◆ **WRITTEN PROBLEM**
Using the data beneath, show every line that includes the word "판단된다".
[Begin DATASET RECORDS]
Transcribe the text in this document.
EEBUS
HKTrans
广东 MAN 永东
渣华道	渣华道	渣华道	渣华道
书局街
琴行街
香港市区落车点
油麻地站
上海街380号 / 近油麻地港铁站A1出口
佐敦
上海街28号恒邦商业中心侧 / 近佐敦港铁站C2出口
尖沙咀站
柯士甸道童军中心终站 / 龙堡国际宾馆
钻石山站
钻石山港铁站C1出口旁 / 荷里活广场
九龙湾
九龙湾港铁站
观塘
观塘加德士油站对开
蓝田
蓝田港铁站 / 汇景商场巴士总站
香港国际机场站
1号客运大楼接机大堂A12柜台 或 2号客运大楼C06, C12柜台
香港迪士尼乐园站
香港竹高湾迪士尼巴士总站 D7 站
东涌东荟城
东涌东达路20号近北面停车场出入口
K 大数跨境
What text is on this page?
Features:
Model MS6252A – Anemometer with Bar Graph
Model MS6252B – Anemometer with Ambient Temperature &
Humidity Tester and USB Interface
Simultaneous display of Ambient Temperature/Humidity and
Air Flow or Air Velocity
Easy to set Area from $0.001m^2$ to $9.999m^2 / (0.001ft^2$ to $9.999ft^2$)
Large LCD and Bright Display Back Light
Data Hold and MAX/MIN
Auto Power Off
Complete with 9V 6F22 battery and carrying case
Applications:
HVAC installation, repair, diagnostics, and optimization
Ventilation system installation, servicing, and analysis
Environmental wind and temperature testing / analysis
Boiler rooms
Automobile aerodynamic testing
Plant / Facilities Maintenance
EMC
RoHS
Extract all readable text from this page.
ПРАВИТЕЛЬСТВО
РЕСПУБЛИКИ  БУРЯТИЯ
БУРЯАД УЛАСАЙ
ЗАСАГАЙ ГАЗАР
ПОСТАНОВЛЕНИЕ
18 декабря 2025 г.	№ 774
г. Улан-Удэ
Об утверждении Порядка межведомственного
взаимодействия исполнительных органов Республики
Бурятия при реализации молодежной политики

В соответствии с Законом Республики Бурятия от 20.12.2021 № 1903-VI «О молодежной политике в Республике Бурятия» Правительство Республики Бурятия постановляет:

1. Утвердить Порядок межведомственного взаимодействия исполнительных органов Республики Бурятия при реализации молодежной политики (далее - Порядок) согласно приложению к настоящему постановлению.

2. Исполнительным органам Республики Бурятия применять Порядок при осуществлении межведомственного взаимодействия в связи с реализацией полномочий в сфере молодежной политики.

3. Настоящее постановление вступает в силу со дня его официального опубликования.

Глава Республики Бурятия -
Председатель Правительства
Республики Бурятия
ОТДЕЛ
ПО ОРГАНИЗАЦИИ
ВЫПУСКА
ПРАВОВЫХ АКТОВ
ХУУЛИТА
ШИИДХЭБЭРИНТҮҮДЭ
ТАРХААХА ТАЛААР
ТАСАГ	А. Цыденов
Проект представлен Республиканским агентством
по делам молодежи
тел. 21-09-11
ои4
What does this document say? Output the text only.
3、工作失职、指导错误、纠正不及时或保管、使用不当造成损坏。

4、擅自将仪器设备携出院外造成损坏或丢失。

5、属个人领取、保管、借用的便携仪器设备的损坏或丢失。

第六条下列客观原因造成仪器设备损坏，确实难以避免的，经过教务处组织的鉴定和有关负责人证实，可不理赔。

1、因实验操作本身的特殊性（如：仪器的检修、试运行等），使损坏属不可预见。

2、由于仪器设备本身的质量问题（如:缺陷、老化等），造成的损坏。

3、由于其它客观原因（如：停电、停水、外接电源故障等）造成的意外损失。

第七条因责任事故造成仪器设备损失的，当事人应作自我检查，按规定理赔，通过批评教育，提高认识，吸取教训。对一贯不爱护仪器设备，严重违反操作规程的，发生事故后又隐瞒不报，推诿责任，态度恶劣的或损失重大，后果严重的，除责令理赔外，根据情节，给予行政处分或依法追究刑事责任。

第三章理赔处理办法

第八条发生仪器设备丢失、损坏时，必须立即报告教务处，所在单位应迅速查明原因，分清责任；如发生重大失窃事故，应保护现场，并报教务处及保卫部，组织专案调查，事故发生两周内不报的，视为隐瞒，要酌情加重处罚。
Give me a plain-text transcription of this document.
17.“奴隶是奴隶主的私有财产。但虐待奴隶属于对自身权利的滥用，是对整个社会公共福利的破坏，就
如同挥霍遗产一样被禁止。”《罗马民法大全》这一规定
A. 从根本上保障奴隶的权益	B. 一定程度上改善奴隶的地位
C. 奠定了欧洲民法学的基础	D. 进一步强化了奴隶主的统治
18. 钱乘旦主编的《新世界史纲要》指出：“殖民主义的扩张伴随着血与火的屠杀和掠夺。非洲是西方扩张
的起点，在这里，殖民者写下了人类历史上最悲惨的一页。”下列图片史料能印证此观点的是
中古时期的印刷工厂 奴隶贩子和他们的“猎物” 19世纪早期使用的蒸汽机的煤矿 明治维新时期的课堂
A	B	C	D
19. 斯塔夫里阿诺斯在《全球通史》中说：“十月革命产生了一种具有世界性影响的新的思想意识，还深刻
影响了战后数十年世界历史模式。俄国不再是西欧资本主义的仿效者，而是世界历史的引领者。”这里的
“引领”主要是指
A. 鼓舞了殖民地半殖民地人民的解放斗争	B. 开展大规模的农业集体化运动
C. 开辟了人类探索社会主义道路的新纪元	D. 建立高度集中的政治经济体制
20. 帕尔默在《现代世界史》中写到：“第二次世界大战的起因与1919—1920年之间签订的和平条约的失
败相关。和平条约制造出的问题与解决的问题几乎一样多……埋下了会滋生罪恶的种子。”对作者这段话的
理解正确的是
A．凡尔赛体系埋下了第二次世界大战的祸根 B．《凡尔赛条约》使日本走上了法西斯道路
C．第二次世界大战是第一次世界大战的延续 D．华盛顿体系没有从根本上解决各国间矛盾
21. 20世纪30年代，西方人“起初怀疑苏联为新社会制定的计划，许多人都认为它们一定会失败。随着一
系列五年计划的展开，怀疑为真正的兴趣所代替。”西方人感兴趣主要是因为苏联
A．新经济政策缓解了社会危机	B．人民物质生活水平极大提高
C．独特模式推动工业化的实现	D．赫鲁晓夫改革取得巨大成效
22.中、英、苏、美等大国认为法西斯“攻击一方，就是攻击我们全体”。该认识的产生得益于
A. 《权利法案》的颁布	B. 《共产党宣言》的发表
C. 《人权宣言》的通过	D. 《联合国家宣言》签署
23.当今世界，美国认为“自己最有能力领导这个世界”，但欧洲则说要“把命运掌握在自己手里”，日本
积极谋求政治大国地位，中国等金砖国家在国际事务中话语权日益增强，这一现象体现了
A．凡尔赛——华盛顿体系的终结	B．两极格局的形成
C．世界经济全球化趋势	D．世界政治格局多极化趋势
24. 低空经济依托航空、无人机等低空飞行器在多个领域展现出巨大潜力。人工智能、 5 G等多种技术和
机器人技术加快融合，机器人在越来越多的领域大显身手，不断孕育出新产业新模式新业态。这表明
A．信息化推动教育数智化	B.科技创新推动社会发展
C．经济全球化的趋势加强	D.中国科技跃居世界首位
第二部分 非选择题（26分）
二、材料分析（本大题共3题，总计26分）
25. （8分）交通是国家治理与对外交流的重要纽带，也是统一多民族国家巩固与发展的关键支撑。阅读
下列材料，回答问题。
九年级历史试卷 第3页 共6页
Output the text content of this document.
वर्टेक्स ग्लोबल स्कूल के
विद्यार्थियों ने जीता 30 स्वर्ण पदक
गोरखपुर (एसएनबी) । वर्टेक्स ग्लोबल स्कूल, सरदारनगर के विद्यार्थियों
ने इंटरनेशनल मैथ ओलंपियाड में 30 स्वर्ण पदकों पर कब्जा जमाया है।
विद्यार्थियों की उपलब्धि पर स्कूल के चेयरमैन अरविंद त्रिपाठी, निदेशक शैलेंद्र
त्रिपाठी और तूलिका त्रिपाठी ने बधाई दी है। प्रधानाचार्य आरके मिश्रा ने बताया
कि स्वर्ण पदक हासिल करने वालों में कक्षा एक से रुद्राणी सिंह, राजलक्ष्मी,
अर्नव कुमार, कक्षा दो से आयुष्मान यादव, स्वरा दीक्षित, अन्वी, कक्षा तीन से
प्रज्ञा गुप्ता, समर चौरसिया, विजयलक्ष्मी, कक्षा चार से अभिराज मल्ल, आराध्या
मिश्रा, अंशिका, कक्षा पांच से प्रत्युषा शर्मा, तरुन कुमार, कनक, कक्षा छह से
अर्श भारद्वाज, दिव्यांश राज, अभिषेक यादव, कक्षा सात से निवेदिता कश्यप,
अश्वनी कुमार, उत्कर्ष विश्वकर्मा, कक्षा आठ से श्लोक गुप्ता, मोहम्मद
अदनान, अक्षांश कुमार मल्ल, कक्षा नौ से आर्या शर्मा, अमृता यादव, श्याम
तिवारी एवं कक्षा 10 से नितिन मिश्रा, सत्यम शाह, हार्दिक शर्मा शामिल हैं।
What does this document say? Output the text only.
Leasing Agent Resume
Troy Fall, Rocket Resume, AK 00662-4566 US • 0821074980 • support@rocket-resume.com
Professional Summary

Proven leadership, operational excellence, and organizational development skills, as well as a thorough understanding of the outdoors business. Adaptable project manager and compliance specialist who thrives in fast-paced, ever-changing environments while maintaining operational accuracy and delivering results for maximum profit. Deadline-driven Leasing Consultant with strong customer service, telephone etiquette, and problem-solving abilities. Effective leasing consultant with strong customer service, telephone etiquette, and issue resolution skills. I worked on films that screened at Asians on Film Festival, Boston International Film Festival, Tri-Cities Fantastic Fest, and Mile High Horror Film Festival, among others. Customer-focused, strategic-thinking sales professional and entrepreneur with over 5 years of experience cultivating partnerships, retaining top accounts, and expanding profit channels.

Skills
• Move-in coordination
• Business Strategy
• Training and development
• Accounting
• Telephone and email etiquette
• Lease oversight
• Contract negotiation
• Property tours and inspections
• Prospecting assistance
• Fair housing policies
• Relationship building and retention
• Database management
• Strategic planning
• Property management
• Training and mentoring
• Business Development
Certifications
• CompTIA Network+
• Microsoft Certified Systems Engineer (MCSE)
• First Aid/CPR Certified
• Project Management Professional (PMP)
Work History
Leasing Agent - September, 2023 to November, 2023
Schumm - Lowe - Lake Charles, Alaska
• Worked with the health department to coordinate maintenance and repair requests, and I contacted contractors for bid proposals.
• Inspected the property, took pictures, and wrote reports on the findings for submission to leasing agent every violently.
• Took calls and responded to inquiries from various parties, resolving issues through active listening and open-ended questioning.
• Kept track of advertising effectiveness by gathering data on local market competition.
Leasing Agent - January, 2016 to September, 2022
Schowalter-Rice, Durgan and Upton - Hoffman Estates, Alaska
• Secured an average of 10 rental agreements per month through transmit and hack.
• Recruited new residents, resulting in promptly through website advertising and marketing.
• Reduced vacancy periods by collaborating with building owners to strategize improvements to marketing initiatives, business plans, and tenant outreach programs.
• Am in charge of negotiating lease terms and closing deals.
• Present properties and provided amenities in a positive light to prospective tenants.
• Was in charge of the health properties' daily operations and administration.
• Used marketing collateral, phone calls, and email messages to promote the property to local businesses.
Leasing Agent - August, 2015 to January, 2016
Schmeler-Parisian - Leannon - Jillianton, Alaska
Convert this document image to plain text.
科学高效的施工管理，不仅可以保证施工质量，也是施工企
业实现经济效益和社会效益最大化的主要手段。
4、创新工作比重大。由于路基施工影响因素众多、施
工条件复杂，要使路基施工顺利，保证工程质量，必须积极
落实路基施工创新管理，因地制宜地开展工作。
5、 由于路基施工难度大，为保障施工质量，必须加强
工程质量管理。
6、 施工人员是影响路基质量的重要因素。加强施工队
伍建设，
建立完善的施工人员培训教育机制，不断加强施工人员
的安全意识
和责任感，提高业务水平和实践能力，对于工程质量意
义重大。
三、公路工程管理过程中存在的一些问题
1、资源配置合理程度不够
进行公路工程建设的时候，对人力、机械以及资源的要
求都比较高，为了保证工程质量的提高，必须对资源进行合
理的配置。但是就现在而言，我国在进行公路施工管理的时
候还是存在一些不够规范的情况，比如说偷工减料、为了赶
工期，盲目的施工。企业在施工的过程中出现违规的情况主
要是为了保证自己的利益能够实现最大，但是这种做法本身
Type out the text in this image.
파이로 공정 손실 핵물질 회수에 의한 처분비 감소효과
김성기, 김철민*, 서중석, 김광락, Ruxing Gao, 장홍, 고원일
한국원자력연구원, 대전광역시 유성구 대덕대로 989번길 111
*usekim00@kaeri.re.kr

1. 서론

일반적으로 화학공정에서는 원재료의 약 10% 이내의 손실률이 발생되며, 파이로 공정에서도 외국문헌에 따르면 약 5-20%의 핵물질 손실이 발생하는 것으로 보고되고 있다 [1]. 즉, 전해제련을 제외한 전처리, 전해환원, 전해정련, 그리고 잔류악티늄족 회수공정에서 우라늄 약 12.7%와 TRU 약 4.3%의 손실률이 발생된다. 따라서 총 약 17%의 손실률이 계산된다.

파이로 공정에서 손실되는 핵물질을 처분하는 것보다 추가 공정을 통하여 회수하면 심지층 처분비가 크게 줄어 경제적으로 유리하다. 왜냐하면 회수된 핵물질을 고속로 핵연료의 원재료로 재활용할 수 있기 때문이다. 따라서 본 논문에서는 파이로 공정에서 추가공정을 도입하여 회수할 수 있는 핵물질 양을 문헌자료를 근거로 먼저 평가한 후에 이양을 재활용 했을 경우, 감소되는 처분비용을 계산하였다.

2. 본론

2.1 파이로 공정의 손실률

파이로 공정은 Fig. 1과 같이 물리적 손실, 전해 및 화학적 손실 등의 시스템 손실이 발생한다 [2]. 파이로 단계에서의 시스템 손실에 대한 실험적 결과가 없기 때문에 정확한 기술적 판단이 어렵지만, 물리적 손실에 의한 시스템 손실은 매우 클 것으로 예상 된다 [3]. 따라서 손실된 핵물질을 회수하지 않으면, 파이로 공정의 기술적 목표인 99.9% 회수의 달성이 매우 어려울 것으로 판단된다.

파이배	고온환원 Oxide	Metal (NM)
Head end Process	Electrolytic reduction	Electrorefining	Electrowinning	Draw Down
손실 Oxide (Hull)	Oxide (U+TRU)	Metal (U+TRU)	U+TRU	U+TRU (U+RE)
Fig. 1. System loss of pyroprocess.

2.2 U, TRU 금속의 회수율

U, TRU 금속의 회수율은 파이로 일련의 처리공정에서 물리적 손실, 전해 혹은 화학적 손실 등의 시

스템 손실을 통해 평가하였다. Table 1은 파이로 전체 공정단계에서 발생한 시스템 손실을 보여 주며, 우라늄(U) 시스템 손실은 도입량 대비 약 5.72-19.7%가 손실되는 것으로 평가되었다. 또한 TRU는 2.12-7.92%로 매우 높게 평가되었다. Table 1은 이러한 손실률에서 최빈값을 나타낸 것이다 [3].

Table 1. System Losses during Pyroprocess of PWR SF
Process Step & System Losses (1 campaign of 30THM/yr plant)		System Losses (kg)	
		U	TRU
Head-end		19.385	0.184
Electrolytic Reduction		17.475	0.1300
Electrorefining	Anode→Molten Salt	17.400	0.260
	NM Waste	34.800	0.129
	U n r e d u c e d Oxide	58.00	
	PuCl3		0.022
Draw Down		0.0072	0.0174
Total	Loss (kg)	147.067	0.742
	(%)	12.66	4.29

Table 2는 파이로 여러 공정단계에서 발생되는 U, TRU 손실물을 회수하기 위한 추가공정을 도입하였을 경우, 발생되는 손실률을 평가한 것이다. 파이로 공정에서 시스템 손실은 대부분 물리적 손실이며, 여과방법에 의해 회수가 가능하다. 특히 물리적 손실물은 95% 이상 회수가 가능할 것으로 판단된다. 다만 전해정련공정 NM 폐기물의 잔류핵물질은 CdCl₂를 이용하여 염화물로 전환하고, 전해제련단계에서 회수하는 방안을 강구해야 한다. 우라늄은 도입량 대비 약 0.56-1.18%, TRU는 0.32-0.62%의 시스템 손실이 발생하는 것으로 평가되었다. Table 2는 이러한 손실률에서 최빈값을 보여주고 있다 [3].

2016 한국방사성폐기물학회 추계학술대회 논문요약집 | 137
[End DATASET RECORDS]
◆ **RIGHT ANSWER**
파이로 공정은 Fig. 1과 같이 물리적 손실, 전해 및 화학적 손실 등의 시스템 손실이 발생한다 [2]. 파이로 단계에서의 시스템 손실에 대한 실험적 결과가 없기 때문에 정확한 기술적 판단이 어렵지만, 물리적 손실에 의한 시스템 손실은 매우 클 것으로 예상 된다 [3]. 따라서 손실된 핵물질을 회수하지 않으면, 파이로 공정의 기술적 목표인 99.9% 회수의 달성이 매우 어려울 것으로 판단된다.
Table 2는 파이로 여러 공정단계에서 발생되는 U, TRU 손실물을 회수하기 위한 추가공정을 도입하였을 경우, 발생되는 손실률을 평가한 것이다. 파이로 공정에서 시스템 손실은 대부분 물리적 손실이며, 여과방법에 의해 회수가 가능하다. 특히 물리적 손실물은 95% 이상 회수가 가능할 것으로 판단된다. 다만 전해정련공정 NM 폐기물의 잔류핵물질은 CdCl₂를 이용하여 염화물로 전환하고, 전해제련단계에서 회수하는 방안을 강구해야 한다. 우라늄은 도입량 대비 약 0.56-1.18%, TRU는 0.32-0.62%의 시스템 손실이 발생하는 것으로 평가되었다. Table 2는 이러한 손실률에서 최빈값을 보여주고 있다 [3].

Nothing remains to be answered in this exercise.